▶ _REQUIRED TASK 1_
In the linear regression notebook, why does the features tensor produced by synthetic_data have two columns?

# Linear regression

In [1]:
import torch
from torch.utils.data import Dataset, DataLoader

In [2]:
torch.manual_seed(1)

<torch._C.Generator at 0x7f2145683f10>

In [3]:
a = torch.randn((2,3))

In [4]:
a.size(0)

2

In [5]:
def synthetic_data(true_w, true_b, num_samples):
    X = torch.normal(0.0, 1.0, (num_samples, true_w.size(0)))
    y = torch.matmul(X, true_w) + true_b
    y += torch.normal(0.0, 0.01, y.size())
    y = torch.reshape(y, (-1, 1))
    return X,y

In [6]:
true_w = torch.tensor([2.0, -3.4], dtype=torch.float)
print(true_w)
print(true_w.size())
print(true_w.size(0))
true_b = 4.2
num_samples = 3000

tensor([ 2.0000, -3.4000])
torch.Size([2])
2


In [7]:
data_and_label = synthetic_data(true_w, true_b, num_samples)

In [8]:
features = data_and_label[0]
print(features)

labels = data_and_label[1]
print(labels)

tensor([[-0.5912,  0.2738],
        [-0.9649, -0.2358],
        [-0.6970, -1.1608],
        ...,
        [ 1.0776, -0.2889],
        [-0.1190, -0.3023],
        [ 0.0503, -0.3310]])
tensor([[2.0839],
        [3.0648],
        [6.7607],
        ...,
        [7.3397],
        [4.9855],
        [5.4237]])


# step2: create dataset and dataloader

In [9]:
from torch.utils.data import Dataset
class CustomDataset(Dataset):
    def __init__(self, features, labels):
        super(CustomDataset, self).__init__()

▶ _RECORDS FOR PROCESSING_

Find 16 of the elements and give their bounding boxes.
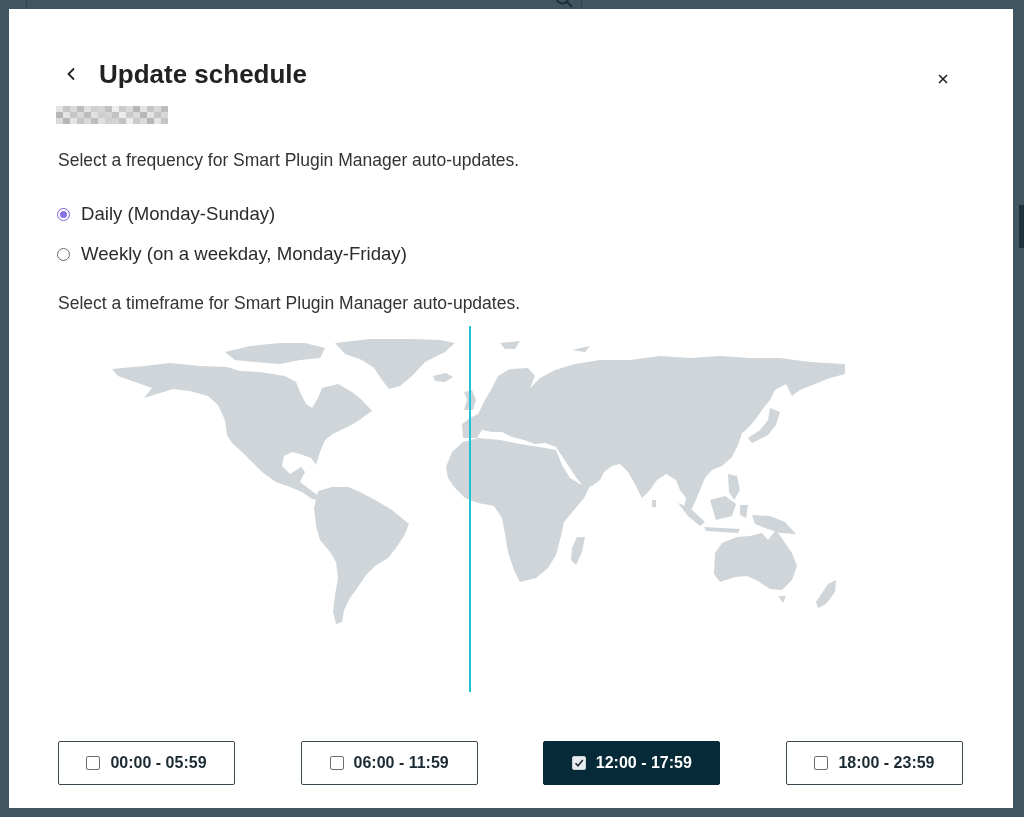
time-slot-button[interactable]: 06:00 - 11:59 (300, 741, 478, 785)
radio-button[interactable] (57, 247, 70, 261)
background-block (1019, 205, 1024, 248)
close-icon (938, 74, 948, 84)
radio-label[interactable]: Weekly (on a weekday, Monday-Friday) (81, 241, 407, 267)
dialog-title: Update schedule (99, 58, 308, 90)
time-slot-button[interactable]: 18:00 - 23:59 (785, 741, 963, 785)
close-button[interactable] (938, 74, 948, 84)
time-slot-button[interactable]: 12:00 - 17:59 (543, 741, 721, 785)
back-button[interactable] (66, 67, 76, 81)
frequency-prompt: Select a frequency for Smart Plugin Manager auto-updates. (58, 149, 520, 172)
time-slot-button[interactable]: 00:00 - 05:59 (58, 741, 235, 785)
radio-button[interactable] (57, 207, 70, 221)
chevron-left-icon (66, 67, 76, 81)
radio-label[interactable]: Daily (Monday-Sunday) (81, 201, 276, 227)
timeframe-prompt: Select a timeframe for Smart Plugin Manager auto-updates. (58, 292, 521, 315)
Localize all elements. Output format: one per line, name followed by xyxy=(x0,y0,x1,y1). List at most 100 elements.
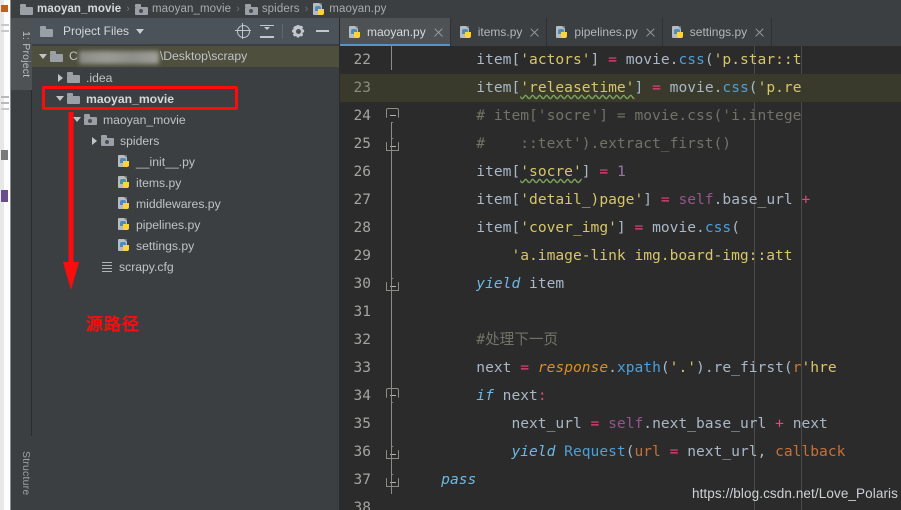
editor-gutter[interactable] xyxy=(378,186,406,214)
project-tool-window: Project Files C \Desktop\scrapy .idea maoya… xyxy=(32,18,340,510)
fold-collapse-icon[interactable] xyxy=(386,388,399,403)
tree-twisty-expanded-icon[interactable] xyxy=(36,46,50,67)
fold-collapse-icon[interactable] xyxy=(386,138,399,151)
code-line[interactable]: 28 item['cover_img'] = movie.css( xyxy=(340,214,901,242)
tree-twisty-collapsed-icon[interactable] xyxy=(87,130,101,151)
fold-region-line xyxy=(391,46,392,70)
breadcrumb-item-1[interactable]: maoyan_movie xyxy=(134,0,231,18)
code-line[interactable]: 34 if next: xyxy=(340,382,901,410)
tree-twisty-expanded-icon[interactable] xyxy=(70,109,84,130)
cfg-file-icon xyxy=(101,261,113,273)
tool-window-button-structure[interactable]: Structure xyxy=(11,436,32,510)
editor-gutter[interactable] xyxy=(378,74,406,102)
editor-gutter[interactable] xyxy=(378,438,406,466)
tree-twisty-none xyxy=(87,256,101,277)
tree-item-maoyan-movie[interactable]: maoyan_movie xyxy=(32,88,339,109)
watermark: https://blog.csdn.net/Love_Polaris xyxy=(691,486,898,501)
line-number: 37 xyxy=(353,472,371,488)
editor-gutter[interactable] xyxy=(378,410,406,438)
tree-item-settings-py[interactable]: settings.py xyxy=(32,235,339,256)
fold-collapse-icon[interactable] xyxy=(386,446,399,459)
editor-gutter[interactable] xyxy=(378,130,406,158)
line-number: 30 xyxy=(353,276,371,292)
minimize-icon[interactable] xyxy=(310,19,334,43)
code-line[interactable]: 32 #处理下一页 xyxy=(340,326,901,354)
editor-gutter[interactable] xyxy=(378,382,406,410)
code-line[interactable]: 24 # item['socre'] = movie.css('i.intege xyxy=(340,102,901,130)
code-line[interactable]: 30 yield item xyxy=(340,270,901,298)
close-icon[interactable] xyxy=(645,27,656,38)
code-line[interactable]: 25 # ::text').extract_first() xyxy=(340,130,901,158)
editor-area: maoyan.py items.py pipelines.py settings.py… xyxy=(340,18,901,510)
code-line[interactable]: 27 item['detail_)page'] = self.base_url … xyxy=(340,186,901,214)
editor-tab-label: maoyan.py xyxy=(367,25,426,39)
fold-collapse-icon[interactable] xyxy=(386,278,399,291)
package-folder-icon xyxy=(101,135,114,146)
line-number: 26 xyxy=(353,164,371,180)
editor-tab-maoyan-py[interactable]: maoyan.py xyxy=(340,18,451,46)
tree-item-spiders[interactable]: spiders xyxy=(32,130,339,151)
editor-gutter[interactable] xyxy=(378,158,406,186)
toolbar-divider xyxy=(282,23,283,39)
close-icon[interactable] xyxy=(754,27,765,38)
editor-gutter[interactable] xyxy=(378,326,406,354)
editor-gutter[interactable] xyxy=(378,354,406,382)
line-number: 22 xyxy=(353,52,371,68)
tree-twisty-expanded-icon[interactable] xyxy=(53,88,67,109)
tree-twisty-none xyxy=(104,193,118,214)
tree-item-scrapy-cfg[interactable]: scrapy.cfg xyxy=(32,256,339,277)
breadcrumb: maoyan_movie › maoyan_movie › spiders › … xyxy=(11,0,901,18)
tree-item-items-py[interactable]: items.py xyxy=(32,172,339,193)
code-line[interactable]: 29 'a.image-link img.board-img::att xyxy=(340,242,901,270)
tree-item--desktop-scrapy[interactable]: C \Desktop\scrapy xyxy=(32,46,339,67)
editor-gutter[interactable] xyxy=(378,242,406,270)
editor-gutter[interactable] xyxy=(378,102,406,130)
tree-item-label: scrapy.cfg xyxy=(119,259,174,274)
code-line[interactable]: 23 item['releasetime'] = movie.css('p.re xyxy=(340,74,901,102)
code-line[interactable]: 26 item['socre'] = 1 xyxy=(340,158,901,186)
editor-gutter[interactable] xyxy=(378,270,406,298)
breadcrumb-item-2[interactable]: spiders xyxy=(244,0,300,18)
tool-window-button-project[interactable]: 1: Project xyxy=(11,18,32,90)
editor-tab-items-py[interactable]: items.py xyxy=(451,18,548,46)
close-icon[interactable] xyxy=(433,27,444,38)
code-text: item['detail_)page'] = self.base_url + xyxy=(476,191,811,208)
editor-tab-pipelines-py[interactable]: pipelines.py xyxy=(547,18,663,46)
locate-icon[interactable] xyxy=(231,19,255,43)
chevron-down-icon[interactable] xyxy=(136,28,145,34)
code-line[interactable]: 33 next = response.xpath('.').re_first(r… xyxy=(340,354,901,382)
tree-item-label: middlewares.py xyxy=(136,196,221,211)
breadcrumb-item-0[interactable]: maoyan_movie xyxy=(20,0,121,18)
project-panel-title: Project Files xyxy=(63,24,130,38)
tree-item-middlewares-py[interactable]: middlewares.py xyxy=(32,193,339,214)
gear-icon[interactable] xyxy=(286,19,310,43)
breadcrumb-item-3[interactable]: maoyan.py xyxy=(313,0,386,18)
tree-twisty-collapsed-icon[interactable] xyxy=(53,67,67,88)
line-number: 25 xyxy=(353,136,371,152)
tree-item-pipelines-py[interactable]: pipelines.py xyxy=(32,214,339,235)
tree-item-maoyan-movie[interactable]: maoyan_movie xyxy=(32,109,339,130)
editor-gutter[interactable] xyxy=(378,466,406,494)
fold-region-line xyxy=(391,410,392,494)
code-line[interactable]: 36 yield Request(url = next_url, callbac… xyxy=(340,438,901,466)
fold-collapse-icon[interactable] xyxy=(386,108,399,123)
fold-region-line xyxy=(391,122,392,142)
code-line[interactable]: 31 xyxy=(340,298,901,326)
code-text: item['actors'] = movie.css('p.star::t xyxy=(476,51,802,68)
editor-gutter[interactable] xyxy=(378,298,406,326)
fold-collapse-icon[interactable] xyxy=(386,474,399,487)
collapse-all-icon[interactable] xyxy=(255,19,279,43)
folder-icon xyxy=(20,3,33,15)
code-editor[interactable]: 22 item['actors'] = movie.css('p.star::t… xyxy=(340,46,901,510)
editor-gutter[interactable] xyxy=(378,494,406,510)
code-line[interactable]: 35 next_url = self.next_base_url + next xyxy=(340,410,901,438)
tree-item-label: __init__.py xyxy=(136,154,195,169)
close-icon[interactable] xyxy=(529,27,540,38)
code-line[interactable]: 22 item['actors'] = movie.css('p.star::t xyxy=(340,46,901,74)
tree-item--idea[interactable]: .idea xyxy=(32,67,339,88)
editor-gutter[interactable] xyxy=(378,46,406,74)
editor-gutter[interactable] xyxy=(378,214,406,242)
tree-item--init-py[interactable]: __init__.py xyxy=(32,151,339,172)
code-text: item['cover_img'] = movie.css( xyxy=(476,219,740,236)
editor-tab-settings-py[interactable]: settings.py xyxy=(663,18,773,46)
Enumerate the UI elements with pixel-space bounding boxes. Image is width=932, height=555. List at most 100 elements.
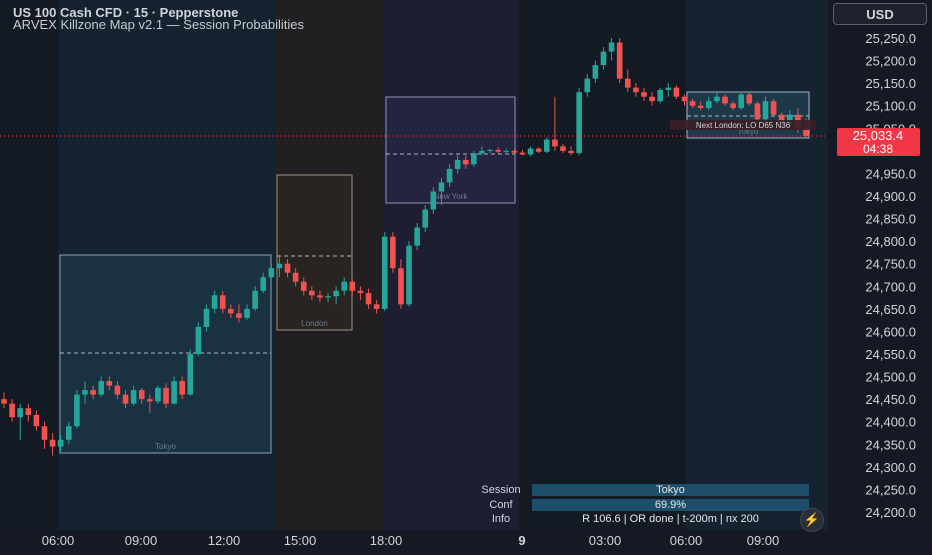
session-label: Tokyo xyxy=(155,442,176,451)
candle-body xyxy=(511,150,518,153)
time-tick: 12:00 xyxy=(208,533,241,548)
price-tick: 24,750.0 xyxy=(865,257,916,272)
candle-body xyxy=(25,408,32,415)
candle-body xyxy=(333,290,339,297)
price-tick: 24,400.0 xyxy=(865,415,916,430)
candle-body xyxy=(462,159,469,165)
candle-body xyxy=(414,227,420,246)
candle-body xyxy=(722,96,728,104)
candle-body xyxy=(519,152,526,155)
candle-body xyxy=(746,94,753,104)
candle-body xyxy=(657,89,663,102)
info-row-conf: Conf 69.9% xyxy=(470,498,809,513)
candle-body xyxy=(163,387,169,404)
candle-body xyxy=(9,403,15,418)
session-band xyxy=(384,0,519,530)
candle-body xyxy=(770,101,777,115)
candle-body xyxy=(57,439,64,447)
session-label: New York xyxy=(434,192,469,201)
candle-body xyxy=(479,150,485,154)
candle-body xyxy=(171,381,177,404)
price-tick: 24,200.0 xyxy=(865,505,916,520)
candle-body xyxy=(730,103,736,108)
candle-body xyxy=(49,439,56,447)
info-value: Tokyo xyxy=(532,484,809,497)
candle-body xyxy=(130,390,137,404)
candle-body xyxy=(276,263,283,269)
candle-body xyxy=(543,139,550,152)
info-key: Session xyxy=(481,484,521,497)
price-tick: 25,250.0 xyxy=(865,31,916,46)
candle-body xyxy=(560,146,566,151)
candle-body xyxy=(438,182,445,192)
candle-body xyxy=(114,385,121,395)
price-tick: 24,300.0 xyxy=(865,460,916,475)
candle-body xyxy=(600,51,607,66)
candle-body xyxy=(422,209,429,228)
session-info-table: Session Tokyo Conf 69.9% Info R 106.6 | … xyxy=(470,483,809,527)
candle-body xyxy=(211,295,218,309)
session-band xyxy=(0,0,58,530)
price-tick: 25,200.0 xyxy=(865,54,916,69)
time-tick: 06:00 xyxy=(670,533,703,548)
candle-body xyxy=(341,281,348,291)
candlestick-chart[interactable]: Tokyo London New York Tokyo Next London: LO … xyxy=(0,0,932,550)
lightning-icon[interactable]: ⚡ xyxy=(800,508,824,532)
session-band xyxy=(519,0,686,530)
candle-body xyxy=(349,281,356,291)
candle-body xyxy=(584,78,591,93)
candle-body xyxy=(179,381,186,395)
candle-body xyxy=(665,87,672,90)
time-tick: 06:00 xyxy=(42,533,75,548)
price-tick: 24,450.0 xyxy=(865,392,916,407)
candle-body xyxy=(705,101,712,108)
candle-body xyxy=(406,245,412,305)
candle-body xyxy=(98,381,105,395)
time-tick: 03:00 xyxy=(589,533,622,548)
session-label: London xyxy=(301,319,328,328)
price-tick: 24,600.0 xyxy=(865,324,916,339)
candle-body xyxy=(66,426,72,440)
candle-body xyxy=(592,65,599,79)
candle-body xyxy=(608,42,615,52)
candle-body xyxy=(697,105,704,108)
info-value: R 106.6 | OR done | t-200m | nx 200 xyxy=(582,513,759,526)
candle-body xyxy=(41,426,48,440)
candle-body xyxy=(203,308,210,327)
candle-body xyxy=(527,148,534,155)
price-tick: 24,350.0 xyxy=(865,437,916,452)
candle-body xyxy=(373,304,380,309)
price-tick: 24,900.0 xyxy=(865,189,916,204)
candle-body xyxy=(649,96,655,102)
session-box xyxy=(276,174,353,331)
candle-body xyxy=(106,381,113,386)
chart-area[interactable]: Tokyo London New York Tokyo Next London: LO … xyxy=(0,0,932,550)
info-row-session: Session Tokyo xyxy=(470,483,809,498)
last-price-label: 25,033.4 xyxy=(853,128,904,143)
info-key: Info xyxy=(491,513,511,526)
candle-body xyxy=(487,149,493,151)
price-tick: 24,500.0 xyxy=(865,370,916,385)
candle-body xyxy=(357,290,364,294)
candle-body xyxy=(155,387,161,402)
candle-body xyxy=(147,399,153,402)
candle-body xyxy=(309,290,315,296)
candle-body xyxy=(219,295,226,309)
price-tick: 24,250.0 xyxy=(865,482,916,497)
candle-body xyxy=(1,399,7,404)
info-key: Conf xyxy=(489,498,513,511)
price-tick: 24,650.0 xyxy=(865,302,916,317)
indicator-title[interactable]: ARVEX Killzone Map v2.1 — Session Probab… xyxy=(13,17,304,32)
candle-body xyxy=(228,308,234,314)
price-tick: 24,550.0 xyxy=(865,347,916,362)
countdown-label: 04:38 xyxy=(863,142,893,156)
candle-body xyxy=(754,103,761,120)
candle-body xyxy=(195,326,202,354)
candle-body xyxy=(738,94,744,108)
candle-body xyxy=(689,101,696,106)
candle-body xyxy=(381,236,388,309)
session-box xyxy=(59,254,272,454)
candle-body xyxy=(74,394,80,427)
currency-button[interactable]: USD xyxy=(833,3,927,25)
candle-body xyxy=(624,78,631,88)
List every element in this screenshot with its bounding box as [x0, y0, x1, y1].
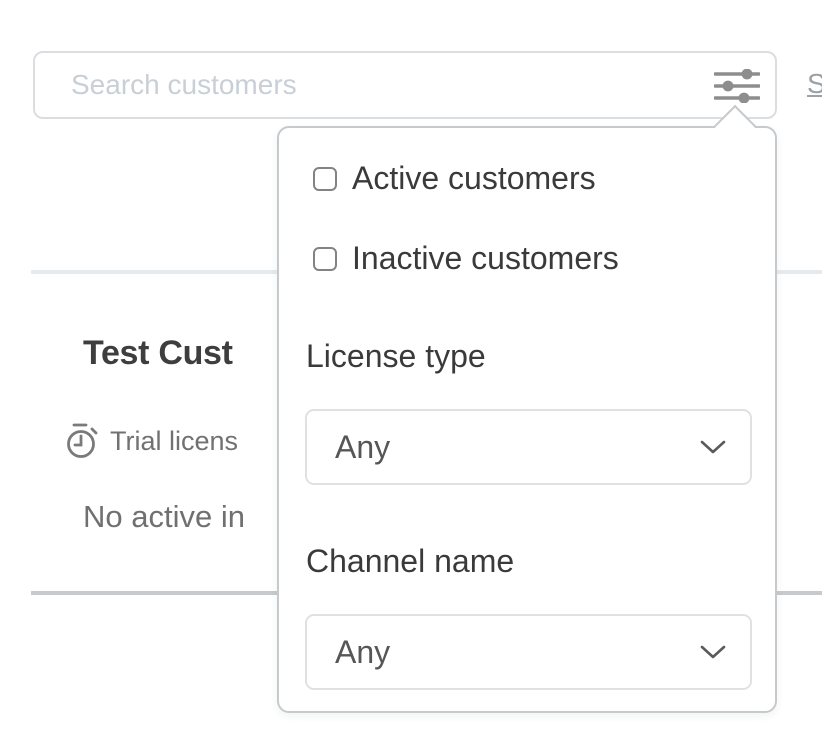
- channel-name-label: Channel name: [306, 543, 514, 580]
- license-text: Trial licens: [110, 426, 238, 457]
- sliders-icon: [714, 69, 760, 103]
- chevron-down-icon: [700, 439, 750, 455]
- channel-name-select-value: Any: [307, 634, 700, 671]
- license-type-select-value: Any: [307, 429, 700, 466]
- chevron-down-icon: [700, 644, 750, 660]
- license-type-label: License type: [306, 338, 486, 375]
- checkbox-active-customers[interactable]: [313, 167, 337, 191]
- filter-popover: Active customers Inactive customers Lice…: [277, 126, 777, 713]
- checkbox-row-active-customers[interactable]: Active customers: [313, 160, 596, 197]
- search-input[interactable]: [35, 53, 775, 117]
- stopwatch-icon: [64, 422, 100, 460]
- license-row: Trial licens: [64, 422, 238, 460]
- search-bar: [33, 51, 777, 119]
- customer-title: Test Cust: [83, 334, 233, 373]
- customer-status-text: No active in: [83, 499, 245, 535]
- partial-right-link[interactable]: S: [807, 68, 822, 100]
- checkbox-label: Active customers: [352, 160, 596, 197]
- checkbox-label: Inactive customers: [352, 240, 619, 277]
- checkbox-inactive-customers[interactable]: [313, 247, 337, 271]
- checkbox-row-inactive-customers[interactable]: Inactive customers: [313, 240, 619, 277]
- license-type-select[interactable]: Any: [305, 409, 752, 485]
- channel-name-select[interactable]: Any: [305, 614, 752, 690]
- filter-button[interactable]: [712, 67, 762, 105]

▶ _REQUIRED TASK 2_
In the records, from the line containing "editor-gutter[interactable] xyxy=(378,186,406,214)" through the line containing "code-line[interactable]: 28 item['cover_img']", inclusive, substitute "fold-expand-icon" for "fold-collapse-icon" and give those lines back with nothing else changed.

▶ _EXPECTED OUTPUT 1_
synthetic_data builds X with shape (num_samples, true_w.size(0)), so the number of columns equals true_w.size(0). true_w is tensor([2.0, -3.4]), and its size(0) prints as 2, so each row of features has two values.

▶ _EXPECTED OUTPUT 2_
editor-gutter[interactable] xyxy=(378,186,406,214)
project-tool-window: Project Files C \Desktop\scrapy .idea maoya… xyxy=(32,18,340,510)
fold-expand-icon[interactable] xyxy=(386,388,399,403)
tree-twisty-expanded-icon[interactable] xyxy=(36,46,50,67)
fold-expand-icon[interactable] xyxy=(386,138,399,151)
code-line[interactable]: 28 item['cover_img'] = movie.css( xyxy=(340,214,901,242)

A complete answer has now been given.